Exercise task
List, from the lines below, each one with "网络与新媒体" in it.

Extracted data entries
Start

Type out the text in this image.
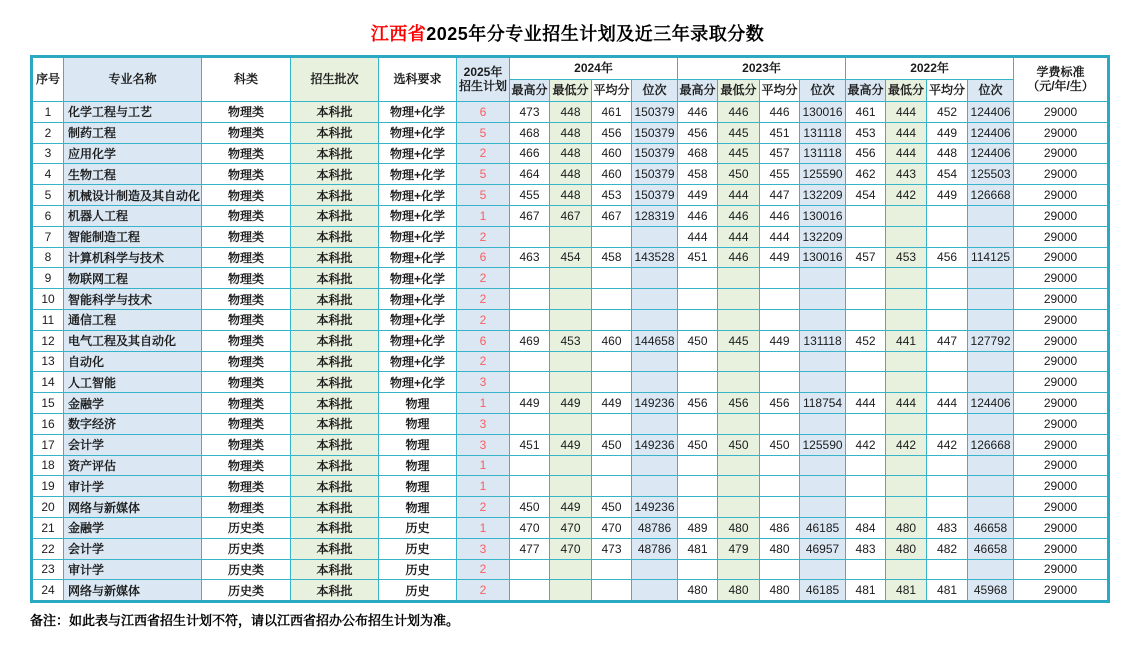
江西省2025年分专业招生计划及近三年录取分数
序号	专业名称	科类	招生批次	选科要求	2025年
招生计划	2024年				2023年				2022年				学费标准
（元/年/生）
						最高分	最低分	平均分	位次	最高分	最低分	平均分	位次	最高分	最低分	平均分	位次	
1	化学工程与工艺	物理类	本科批	物理+化学	6	473	448	461	150379	446	446	446	130016	461	444	452	124406	29000
2	制药工程	物理类	本科批	物理+化学	5	468	448	456	150379	456	445	451	131118	453	444	449	124406	29000
3	应用化学	物理类	本科批	物理+化学	2	466	448	460	150379	468	445	457	131118	456	444	448	124406	29000
4	生物工程	物理类	本科批	物理+化学	5	464	448	460	150379	458	450	455	125590	462	443	454	125503	29000
5	机械设计制造及其自动化	物理类	本科批	物理+化学	5	455	448	453	150379	449	444	447	132209	454	442	449	126668	29000
6	机器人工程	物理类	本科批	物理+化学	1	467	467	467	128319	446	446	446	130016					29000
7	智能制造工程	物理类	本科批	物理+化学	2					444	444	444	132209					29000
8	计算机科学与技术	物理类	本科批	物理+化学	6	463	454	458	143528	451	446	449	130016	457	453	456	114125	29000
9	物联网工程	物理类	本科批	物理+化学	2													29000
10	智能科学与技术	物理类	本科批	物理+化学	2													29000
11	通信工程	物理类	本科批	物理+化学	2													29000
12	电气工程及其自动化	物理类	本科批	物理+化学	6	469	453	460	144658	450	445	449	131118	452	441	447	127792	29000
13	自动化	物理类	本科批	物理+化学	2													29000
14	人工智能	物理类	本科批	物理+化学	3													29000
15	金融学	物理类	本科批	物理	1	449	449	449	149236	456	456	456	118754	444	444	444	124406	29000
16	数字经济	物理类	本科批	物理	3													29000
17	会计学	物理类	本科批	物理	3	451	449	450	149236	450	450	450	125590	442	442	442	126668	29000
18	资产评估	物理类	本科批	物理	1													29000
19	审计学	物理类	本科批	物理	1													29000
20	网络与新媒体	物理类	本科批	物理	2	450	449	450	149236									29000
21	金融学	历史类	本科批	历史	1	470	470	470	48786	489	480	486	46185	484	480	483	46658	29000
22	会计学	历史类	本科批	历史	3	477	470	473	48786	481	479	480	46957	483	480	482	46658	29000
23	审计学	历史类	本科批	历史	2													29000
24	网络与新媒体	历史类	本科批	历史	2					480	480	480	46185	481	481	481	45968	29000
备注：如此表与江西省招生计划不符，请以江西省招办公布招生计划为准。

End

Task solution
20	网络与新媒体	物理类	本科批	物理	2	450	449	450	149236									29000
24	网络与新媒体	历史类	本科批	历史	2					480	480	480	46185	481	481	481	45968	29000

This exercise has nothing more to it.